- What you need to do:
Every record should be repeated exactly, except that pictures are left out.

- Recorded data:
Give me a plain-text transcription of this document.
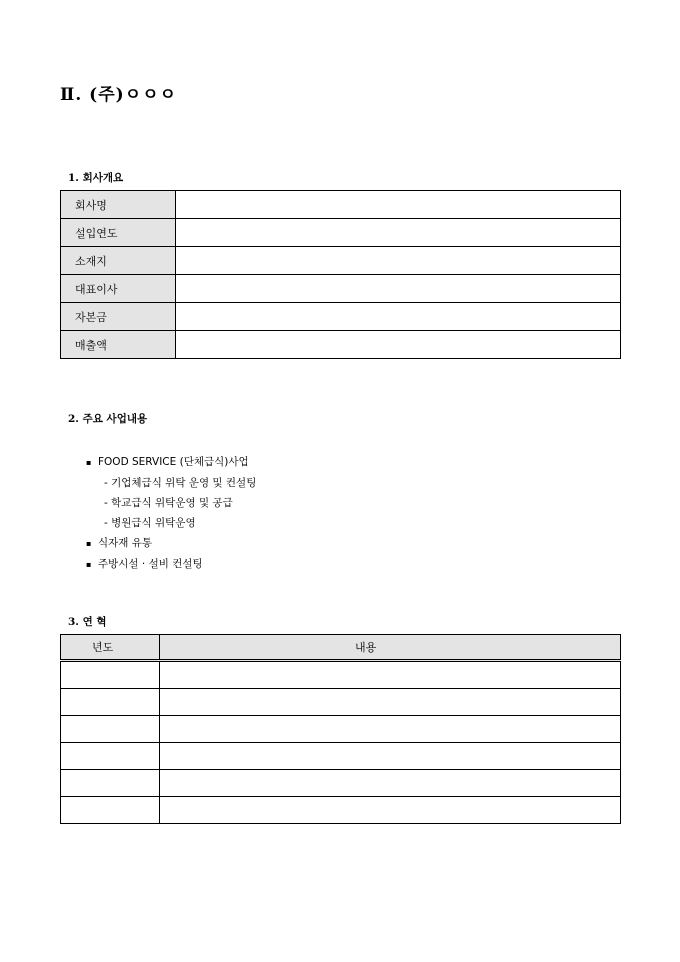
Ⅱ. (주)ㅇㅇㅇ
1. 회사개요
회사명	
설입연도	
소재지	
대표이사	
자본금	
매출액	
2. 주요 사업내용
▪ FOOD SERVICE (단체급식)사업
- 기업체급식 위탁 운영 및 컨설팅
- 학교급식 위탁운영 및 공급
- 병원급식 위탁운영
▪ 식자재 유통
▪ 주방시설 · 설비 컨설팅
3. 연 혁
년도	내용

- Solution for this problem:
Give me a plain-text transcription of this document.
Ⅱ. (주)ㅇㅇㅇ
1. 회사개요
회사명	
설입연도	
소재지	
대표이사	
자본금	
매출액	
2. 주요 사업내용
▪ FOOD SERVICE (단체급식)사업
- 기업체급식 위탁 운영 및 컨설팅
- 학교급식 위탁운영 및 공급
- 병원급식 위탁운영
▪ 식자재 유통
▪ 주방시설 · 설비 컨설팅
3. 연 혁
년도	내용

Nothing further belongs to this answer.